**What needs to be done**
Please list every sum of money that appears in the quotations of the dictionary entry below.

**Document segment**
● ● ● ●

This entry has not been updated since then but may contain minor corrections and revisions.

MORTIFY, v. Also mortifie. [‡′mortɪfi]

Sc. legal usage: to bequeath or allocate lands, property or money in perpetuity to a corporation or public body for specified religious, charitable or social purposes, corresponding to Eng. to grant in mortmain. Now only hist. Ppl.adj. mortified, funded in these terms.Lnk. 1701 Lnk. Presb. Registers (1839) 136:
That they had seven hundred merks Scots mortified for the use of the poor, and sufficient securitie for the same.
Sc. 1711 Trans. Hawick Archaeol. Soc. (1927) 41:
I hereby mortifie and dispone to the said Paroch of Hawick all and haill The Soume of Nine thousand Merks Scots money to ly as ane mortified fund.
Sc. 1756 M. Calderwood Journal (1884) 142:
These orders never say one mass that is not payed for, either for the dead by the living, or mortified by some body.
Sc. 1773 Boswell Tour (Pottle & Bennett) 80:
I observed upon one small thatched house a broad piece of freestone with an inscription bearing that this house and croft was mortified to the poor of the parish.
Sc. 1845 Stat. Acc.2 I. 577:
There is also . . . L.5, 11s. 2d. of mortified money, making the average of the whole amount for these years to £273, 2s. 9½d.
Sc. 1929 Sc. N. & Q. VII. 122:
ln “Aberdeen Mortifications” the term “mortified” is used with reference to a gift by a donor during life.

● ● ● ●

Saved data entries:
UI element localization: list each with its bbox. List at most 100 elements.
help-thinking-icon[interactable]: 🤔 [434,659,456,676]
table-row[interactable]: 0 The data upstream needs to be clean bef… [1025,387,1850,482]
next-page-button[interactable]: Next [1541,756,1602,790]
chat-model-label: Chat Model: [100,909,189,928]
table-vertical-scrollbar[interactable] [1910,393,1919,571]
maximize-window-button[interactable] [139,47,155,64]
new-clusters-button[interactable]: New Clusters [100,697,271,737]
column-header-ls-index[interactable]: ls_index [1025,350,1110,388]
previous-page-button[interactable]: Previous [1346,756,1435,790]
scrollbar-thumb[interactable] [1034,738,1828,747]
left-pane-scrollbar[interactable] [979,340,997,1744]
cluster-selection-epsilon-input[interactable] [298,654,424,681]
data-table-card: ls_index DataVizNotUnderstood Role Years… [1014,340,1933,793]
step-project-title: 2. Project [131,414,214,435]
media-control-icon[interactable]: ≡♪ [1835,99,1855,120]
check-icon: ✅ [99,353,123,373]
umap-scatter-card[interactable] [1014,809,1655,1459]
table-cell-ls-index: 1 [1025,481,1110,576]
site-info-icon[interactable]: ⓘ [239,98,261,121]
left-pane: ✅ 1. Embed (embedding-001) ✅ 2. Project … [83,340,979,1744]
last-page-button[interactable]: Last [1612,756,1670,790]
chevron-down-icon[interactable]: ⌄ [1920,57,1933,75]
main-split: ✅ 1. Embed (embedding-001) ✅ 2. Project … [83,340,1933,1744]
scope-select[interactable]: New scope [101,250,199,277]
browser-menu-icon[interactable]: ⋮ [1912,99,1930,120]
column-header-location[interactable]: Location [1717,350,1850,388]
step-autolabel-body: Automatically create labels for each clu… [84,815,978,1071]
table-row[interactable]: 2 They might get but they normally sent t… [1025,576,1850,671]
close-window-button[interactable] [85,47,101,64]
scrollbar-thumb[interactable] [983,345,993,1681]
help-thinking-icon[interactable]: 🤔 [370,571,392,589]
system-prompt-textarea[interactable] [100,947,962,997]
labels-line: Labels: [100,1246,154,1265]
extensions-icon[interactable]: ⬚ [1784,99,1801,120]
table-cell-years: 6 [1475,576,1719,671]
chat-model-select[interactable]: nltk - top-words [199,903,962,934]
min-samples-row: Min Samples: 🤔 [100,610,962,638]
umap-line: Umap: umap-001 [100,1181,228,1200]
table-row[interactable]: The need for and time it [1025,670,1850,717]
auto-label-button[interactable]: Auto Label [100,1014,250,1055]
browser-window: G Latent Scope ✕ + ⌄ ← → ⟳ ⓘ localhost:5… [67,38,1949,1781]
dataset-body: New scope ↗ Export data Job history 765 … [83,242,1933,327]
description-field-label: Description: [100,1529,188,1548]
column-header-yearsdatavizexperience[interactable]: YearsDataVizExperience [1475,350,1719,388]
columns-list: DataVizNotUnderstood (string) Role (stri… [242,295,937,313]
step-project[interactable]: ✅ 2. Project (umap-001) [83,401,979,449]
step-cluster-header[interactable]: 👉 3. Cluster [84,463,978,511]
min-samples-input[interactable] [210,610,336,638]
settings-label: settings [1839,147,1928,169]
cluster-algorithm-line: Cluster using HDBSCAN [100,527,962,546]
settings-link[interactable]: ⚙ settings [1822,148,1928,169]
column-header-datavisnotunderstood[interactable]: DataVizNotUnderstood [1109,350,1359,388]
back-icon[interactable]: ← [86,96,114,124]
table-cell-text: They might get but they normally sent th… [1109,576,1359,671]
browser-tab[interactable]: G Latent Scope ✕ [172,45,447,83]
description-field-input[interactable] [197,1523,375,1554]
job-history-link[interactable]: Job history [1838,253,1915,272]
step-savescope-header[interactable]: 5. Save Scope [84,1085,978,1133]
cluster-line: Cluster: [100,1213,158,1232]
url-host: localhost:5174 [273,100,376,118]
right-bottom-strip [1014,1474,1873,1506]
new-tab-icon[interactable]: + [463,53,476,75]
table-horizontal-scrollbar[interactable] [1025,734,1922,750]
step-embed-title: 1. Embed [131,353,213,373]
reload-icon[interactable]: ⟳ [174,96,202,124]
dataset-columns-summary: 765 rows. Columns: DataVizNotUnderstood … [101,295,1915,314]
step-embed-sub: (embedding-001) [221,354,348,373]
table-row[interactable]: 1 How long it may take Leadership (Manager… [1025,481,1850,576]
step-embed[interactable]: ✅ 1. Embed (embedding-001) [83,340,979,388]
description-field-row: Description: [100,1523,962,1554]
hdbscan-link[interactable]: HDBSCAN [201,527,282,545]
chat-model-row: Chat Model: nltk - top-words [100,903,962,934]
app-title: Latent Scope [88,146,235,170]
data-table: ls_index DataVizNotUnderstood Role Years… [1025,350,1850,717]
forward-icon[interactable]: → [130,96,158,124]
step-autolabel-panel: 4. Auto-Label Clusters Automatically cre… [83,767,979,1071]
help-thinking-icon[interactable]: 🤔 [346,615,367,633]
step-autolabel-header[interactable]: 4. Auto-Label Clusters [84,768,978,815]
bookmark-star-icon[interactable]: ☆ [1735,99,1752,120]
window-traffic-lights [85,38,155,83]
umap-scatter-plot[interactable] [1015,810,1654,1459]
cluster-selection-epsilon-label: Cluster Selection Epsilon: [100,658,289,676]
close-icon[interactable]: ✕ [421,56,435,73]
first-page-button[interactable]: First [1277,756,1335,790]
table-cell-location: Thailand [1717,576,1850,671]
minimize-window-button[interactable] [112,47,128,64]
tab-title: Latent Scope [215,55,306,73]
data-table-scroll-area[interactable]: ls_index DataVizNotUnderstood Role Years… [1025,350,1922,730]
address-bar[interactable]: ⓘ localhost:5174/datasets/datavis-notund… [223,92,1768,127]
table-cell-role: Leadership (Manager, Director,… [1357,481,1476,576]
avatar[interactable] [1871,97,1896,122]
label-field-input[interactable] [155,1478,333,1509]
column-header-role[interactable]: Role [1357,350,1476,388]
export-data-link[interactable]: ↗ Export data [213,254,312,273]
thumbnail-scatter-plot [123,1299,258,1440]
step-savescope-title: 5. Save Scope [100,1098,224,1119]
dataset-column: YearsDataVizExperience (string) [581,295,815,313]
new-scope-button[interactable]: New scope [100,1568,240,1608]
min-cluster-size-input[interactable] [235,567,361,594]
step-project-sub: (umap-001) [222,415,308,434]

● ● ● ●

**Response**
- seven hundred merks Scots
- Nine thousand Merks Scots
- L.5, 11s. 2d.
- £273, 2s. 9½d.